[start]
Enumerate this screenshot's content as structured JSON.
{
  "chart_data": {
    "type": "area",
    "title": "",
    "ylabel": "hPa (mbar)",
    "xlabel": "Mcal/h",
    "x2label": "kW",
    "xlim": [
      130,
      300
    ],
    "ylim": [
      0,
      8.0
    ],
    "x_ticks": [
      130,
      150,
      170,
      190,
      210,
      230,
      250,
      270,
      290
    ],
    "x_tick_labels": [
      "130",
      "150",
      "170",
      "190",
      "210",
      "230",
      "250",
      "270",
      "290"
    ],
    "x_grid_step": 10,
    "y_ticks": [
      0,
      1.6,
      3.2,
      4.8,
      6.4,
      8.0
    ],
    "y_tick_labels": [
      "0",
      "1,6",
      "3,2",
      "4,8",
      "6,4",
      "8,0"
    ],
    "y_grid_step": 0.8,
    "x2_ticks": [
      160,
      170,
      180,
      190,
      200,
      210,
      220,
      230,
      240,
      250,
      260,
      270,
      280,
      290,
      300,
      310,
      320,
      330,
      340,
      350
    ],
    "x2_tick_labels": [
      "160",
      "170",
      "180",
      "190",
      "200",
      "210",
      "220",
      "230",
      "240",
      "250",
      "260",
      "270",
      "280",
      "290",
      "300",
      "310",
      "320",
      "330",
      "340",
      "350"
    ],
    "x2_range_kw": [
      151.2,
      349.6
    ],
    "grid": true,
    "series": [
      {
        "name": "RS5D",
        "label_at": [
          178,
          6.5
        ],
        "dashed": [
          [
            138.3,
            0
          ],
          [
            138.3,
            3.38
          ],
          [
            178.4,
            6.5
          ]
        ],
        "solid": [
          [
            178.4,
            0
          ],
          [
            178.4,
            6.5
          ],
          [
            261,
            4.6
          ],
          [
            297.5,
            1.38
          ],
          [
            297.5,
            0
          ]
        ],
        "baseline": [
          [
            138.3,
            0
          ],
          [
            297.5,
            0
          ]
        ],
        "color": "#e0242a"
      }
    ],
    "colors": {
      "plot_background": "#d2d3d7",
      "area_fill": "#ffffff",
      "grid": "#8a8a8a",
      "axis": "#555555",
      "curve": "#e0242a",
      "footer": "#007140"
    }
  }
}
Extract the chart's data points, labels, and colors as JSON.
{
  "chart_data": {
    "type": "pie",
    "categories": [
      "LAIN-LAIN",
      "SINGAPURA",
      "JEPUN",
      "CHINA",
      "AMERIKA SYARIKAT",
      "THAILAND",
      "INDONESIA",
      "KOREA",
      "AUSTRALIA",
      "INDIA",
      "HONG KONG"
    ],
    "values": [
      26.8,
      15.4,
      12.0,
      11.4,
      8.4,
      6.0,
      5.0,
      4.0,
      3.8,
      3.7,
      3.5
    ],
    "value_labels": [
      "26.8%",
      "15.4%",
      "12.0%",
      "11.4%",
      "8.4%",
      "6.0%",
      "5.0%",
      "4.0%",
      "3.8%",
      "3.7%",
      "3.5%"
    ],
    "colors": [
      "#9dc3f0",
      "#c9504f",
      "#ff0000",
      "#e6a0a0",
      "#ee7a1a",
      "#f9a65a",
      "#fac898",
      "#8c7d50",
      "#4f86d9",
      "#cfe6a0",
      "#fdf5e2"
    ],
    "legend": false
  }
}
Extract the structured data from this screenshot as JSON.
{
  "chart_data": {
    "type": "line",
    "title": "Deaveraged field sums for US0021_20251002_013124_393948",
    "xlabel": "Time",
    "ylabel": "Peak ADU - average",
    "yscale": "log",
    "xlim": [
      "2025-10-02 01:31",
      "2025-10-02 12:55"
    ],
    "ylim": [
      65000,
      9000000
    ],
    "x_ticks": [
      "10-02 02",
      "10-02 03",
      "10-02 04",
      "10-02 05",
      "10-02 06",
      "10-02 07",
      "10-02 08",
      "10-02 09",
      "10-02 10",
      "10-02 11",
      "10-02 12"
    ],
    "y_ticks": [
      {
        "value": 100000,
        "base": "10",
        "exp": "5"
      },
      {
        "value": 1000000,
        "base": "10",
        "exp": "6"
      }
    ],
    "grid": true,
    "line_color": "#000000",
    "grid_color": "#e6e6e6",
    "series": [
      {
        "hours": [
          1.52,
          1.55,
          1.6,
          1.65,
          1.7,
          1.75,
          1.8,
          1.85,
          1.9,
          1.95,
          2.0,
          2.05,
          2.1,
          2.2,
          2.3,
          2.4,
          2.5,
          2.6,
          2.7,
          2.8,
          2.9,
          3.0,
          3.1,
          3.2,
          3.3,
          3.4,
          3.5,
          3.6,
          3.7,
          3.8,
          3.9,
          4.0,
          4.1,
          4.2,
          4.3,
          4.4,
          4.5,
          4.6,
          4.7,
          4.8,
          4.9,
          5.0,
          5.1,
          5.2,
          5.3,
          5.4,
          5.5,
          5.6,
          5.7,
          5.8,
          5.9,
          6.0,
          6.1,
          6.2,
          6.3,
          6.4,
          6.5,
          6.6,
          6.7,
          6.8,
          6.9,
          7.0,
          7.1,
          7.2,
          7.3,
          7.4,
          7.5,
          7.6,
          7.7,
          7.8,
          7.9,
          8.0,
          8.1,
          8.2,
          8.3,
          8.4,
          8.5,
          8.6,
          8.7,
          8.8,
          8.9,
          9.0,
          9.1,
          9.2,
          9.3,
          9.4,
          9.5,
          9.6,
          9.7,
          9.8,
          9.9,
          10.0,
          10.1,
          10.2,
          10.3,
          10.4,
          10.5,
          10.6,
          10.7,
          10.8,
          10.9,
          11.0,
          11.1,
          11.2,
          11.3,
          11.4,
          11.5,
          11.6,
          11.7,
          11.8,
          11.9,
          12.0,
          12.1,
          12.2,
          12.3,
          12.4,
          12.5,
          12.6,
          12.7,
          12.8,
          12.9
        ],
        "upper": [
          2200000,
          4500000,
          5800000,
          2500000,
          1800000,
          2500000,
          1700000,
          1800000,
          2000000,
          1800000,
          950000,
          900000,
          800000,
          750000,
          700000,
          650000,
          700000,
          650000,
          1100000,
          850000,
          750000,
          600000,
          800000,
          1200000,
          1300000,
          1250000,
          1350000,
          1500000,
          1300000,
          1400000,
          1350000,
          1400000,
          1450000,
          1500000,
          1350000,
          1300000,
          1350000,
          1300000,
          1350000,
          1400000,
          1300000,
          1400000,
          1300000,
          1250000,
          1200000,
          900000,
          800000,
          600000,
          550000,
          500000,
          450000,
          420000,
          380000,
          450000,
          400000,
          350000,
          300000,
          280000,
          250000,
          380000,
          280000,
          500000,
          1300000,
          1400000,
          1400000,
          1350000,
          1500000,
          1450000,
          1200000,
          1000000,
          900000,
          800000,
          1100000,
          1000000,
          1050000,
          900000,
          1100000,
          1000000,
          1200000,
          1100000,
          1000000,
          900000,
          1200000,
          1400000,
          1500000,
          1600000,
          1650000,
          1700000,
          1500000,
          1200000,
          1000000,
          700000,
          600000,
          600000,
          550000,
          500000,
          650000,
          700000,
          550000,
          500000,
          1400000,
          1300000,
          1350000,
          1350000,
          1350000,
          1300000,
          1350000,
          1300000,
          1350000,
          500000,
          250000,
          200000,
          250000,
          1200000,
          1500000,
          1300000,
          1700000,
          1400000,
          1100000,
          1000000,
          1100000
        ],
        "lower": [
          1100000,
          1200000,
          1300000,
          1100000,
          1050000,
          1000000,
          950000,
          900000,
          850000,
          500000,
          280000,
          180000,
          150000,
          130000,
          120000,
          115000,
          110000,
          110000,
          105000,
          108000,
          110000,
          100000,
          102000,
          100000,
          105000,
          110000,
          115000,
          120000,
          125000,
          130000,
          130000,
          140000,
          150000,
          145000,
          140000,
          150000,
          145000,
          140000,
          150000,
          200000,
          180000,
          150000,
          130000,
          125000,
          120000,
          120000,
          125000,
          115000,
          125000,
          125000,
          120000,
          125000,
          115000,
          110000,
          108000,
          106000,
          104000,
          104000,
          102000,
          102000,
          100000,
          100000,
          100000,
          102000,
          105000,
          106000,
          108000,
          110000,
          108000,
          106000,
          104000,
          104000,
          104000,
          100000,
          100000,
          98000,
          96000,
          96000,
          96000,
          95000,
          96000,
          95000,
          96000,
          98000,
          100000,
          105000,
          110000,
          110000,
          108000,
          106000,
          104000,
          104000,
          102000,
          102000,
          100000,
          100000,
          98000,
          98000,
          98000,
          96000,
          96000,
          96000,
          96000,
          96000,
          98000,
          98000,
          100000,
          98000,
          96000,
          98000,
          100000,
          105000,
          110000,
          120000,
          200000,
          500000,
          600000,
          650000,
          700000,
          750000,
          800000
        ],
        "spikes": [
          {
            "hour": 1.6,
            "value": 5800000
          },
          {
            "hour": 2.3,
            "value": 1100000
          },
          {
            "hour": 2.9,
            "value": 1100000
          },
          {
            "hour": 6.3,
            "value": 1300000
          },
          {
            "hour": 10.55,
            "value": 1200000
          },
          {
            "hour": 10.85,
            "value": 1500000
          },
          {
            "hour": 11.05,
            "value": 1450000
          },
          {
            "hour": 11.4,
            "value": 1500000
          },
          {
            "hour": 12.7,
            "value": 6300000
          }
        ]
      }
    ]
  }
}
[end]
WRITTEN EXERCISE: Pick out the lines that include the word "this" and write them out.

SOLVED EXERCISE:
Enumerate this screenshot's content as structured JSON.
Extract the structured data from this screenshot as JSON.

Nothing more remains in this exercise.